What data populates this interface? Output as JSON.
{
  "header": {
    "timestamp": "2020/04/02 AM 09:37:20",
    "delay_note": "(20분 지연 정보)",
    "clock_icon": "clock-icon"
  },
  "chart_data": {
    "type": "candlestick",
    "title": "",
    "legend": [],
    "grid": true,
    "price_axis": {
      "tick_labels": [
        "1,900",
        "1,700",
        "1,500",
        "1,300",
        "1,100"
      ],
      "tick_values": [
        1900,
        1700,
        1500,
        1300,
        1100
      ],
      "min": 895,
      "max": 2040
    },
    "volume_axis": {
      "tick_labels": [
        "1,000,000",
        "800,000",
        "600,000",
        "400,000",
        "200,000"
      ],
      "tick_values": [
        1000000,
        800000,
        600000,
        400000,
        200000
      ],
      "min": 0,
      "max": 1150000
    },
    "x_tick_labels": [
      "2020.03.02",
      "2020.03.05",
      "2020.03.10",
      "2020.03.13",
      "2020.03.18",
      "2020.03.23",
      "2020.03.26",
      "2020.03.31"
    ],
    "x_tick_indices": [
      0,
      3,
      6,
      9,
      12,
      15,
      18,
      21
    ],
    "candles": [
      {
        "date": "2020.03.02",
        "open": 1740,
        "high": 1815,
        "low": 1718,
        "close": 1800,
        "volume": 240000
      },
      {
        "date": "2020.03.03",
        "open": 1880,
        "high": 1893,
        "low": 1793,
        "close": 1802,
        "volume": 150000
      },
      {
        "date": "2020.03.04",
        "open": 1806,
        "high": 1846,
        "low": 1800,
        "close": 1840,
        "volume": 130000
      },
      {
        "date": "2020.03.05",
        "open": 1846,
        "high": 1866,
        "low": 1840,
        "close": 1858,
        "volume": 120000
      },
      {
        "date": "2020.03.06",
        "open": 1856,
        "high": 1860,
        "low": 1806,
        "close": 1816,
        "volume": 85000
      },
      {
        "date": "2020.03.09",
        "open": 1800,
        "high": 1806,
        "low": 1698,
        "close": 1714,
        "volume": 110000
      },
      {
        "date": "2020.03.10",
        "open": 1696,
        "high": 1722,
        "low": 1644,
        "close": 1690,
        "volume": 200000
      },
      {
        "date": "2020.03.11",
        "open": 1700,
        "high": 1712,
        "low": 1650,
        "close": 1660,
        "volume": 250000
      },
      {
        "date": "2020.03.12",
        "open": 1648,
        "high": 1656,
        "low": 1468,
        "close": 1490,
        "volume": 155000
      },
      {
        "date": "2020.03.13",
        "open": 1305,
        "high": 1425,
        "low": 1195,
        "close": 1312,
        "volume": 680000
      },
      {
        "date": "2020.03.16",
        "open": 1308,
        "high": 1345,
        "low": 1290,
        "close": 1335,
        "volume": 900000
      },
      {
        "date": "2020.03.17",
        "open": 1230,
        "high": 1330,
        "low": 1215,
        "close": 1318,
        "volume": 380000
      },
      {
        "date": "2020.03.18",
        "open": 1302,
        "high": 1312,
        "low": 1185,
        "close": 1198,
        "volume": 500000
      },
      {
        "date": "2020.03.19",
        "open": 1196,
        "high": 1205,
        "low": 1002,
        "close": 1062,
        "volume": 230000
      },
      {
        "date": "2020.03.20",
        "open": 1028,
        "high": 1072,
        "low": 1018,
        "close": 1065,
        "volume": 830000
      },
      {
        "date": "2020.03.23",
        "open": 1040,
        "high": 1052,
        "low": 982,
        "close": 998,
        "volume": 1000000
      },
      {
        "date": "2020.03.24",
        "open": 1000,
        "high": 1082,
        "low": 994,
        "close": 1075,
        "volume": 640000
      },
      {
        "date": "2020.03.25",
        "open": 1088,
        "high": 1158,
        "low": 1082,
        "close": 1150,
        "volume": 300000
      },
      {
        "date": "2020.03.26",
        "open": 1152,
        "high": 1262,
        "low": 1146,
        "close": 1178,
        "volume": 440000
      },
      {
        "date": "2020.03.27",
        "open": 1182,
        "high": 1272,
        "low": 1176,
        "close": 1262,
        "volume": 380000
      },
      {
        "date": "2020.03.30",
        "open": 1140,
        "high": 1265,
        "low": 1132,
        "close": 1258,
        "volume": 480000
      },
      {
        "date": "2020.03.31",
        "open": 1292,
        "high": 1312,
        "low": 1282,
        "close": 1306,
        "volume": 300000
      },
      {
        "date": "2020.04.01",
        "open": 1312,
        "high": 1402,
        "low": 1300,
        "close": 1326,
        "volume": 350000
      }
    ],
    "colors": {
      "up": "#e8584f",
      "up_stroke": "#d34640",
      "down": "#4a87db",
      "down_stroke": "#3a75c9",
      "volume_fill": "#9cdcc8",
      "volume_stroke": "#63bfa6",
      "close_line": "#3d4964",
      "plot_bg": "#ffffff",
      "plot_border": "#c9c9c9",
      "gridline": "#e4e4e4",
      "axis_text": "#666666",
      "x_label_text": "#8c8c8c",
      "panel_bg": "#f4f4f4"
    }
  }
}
---
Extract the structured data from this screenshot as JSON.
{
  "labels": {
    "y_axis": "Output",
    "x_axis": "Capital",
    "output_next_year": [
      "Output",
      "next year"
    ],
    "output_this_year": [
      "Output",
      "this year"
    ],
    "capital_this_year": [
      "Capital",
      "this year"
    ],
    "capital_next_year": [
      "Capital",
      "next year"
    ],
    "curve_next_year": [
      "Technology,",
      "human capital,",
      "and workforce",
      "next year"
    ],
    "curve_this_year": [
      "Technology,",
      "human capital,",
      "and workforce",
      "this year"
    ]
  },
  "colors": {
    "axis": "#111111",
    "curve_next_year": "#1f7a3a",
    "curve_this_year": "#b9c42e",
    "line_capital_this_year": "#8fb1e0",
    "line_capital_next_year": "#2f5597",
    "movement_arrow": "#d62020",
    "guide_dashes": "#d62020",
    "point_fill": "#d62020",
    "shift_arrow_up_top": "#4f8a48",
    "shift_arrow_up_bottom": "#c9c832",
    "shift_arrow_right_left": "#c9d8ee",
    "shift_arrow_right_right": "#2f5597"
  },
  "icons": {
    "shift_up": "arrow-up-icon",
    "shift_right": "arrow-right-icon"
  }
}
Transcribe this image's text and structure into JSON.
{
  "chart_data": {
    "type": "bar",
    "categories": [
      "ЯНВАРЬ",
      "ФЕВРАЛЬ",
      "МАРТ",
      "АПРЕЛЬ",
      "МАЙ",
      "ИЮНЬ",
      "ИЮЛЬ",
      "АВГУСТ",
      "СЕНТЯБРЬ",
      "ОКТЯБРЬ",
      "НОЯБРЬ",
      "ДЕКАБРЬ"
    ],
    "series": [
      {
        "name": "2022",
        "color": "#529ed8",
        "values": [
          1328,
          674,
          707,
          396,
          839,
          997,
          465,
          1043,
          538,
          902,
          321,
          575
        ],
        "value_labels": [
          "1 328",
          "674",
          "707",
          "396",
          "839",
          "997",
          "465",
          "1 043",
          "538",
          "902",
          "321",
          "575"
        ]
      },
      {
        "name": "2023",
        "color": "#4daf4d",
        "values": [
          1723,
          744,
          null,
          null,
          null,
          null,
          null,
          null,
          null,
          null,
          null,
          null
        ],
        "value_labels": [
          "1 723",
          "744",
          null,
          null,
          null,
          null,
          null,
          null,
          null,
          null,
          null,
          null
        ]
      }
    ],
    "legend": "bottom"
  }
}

SET PROBLEM =>
Give the number of lines in the entries that hold the word "JSON", and nothing else.

COMPLETED TASK =>
3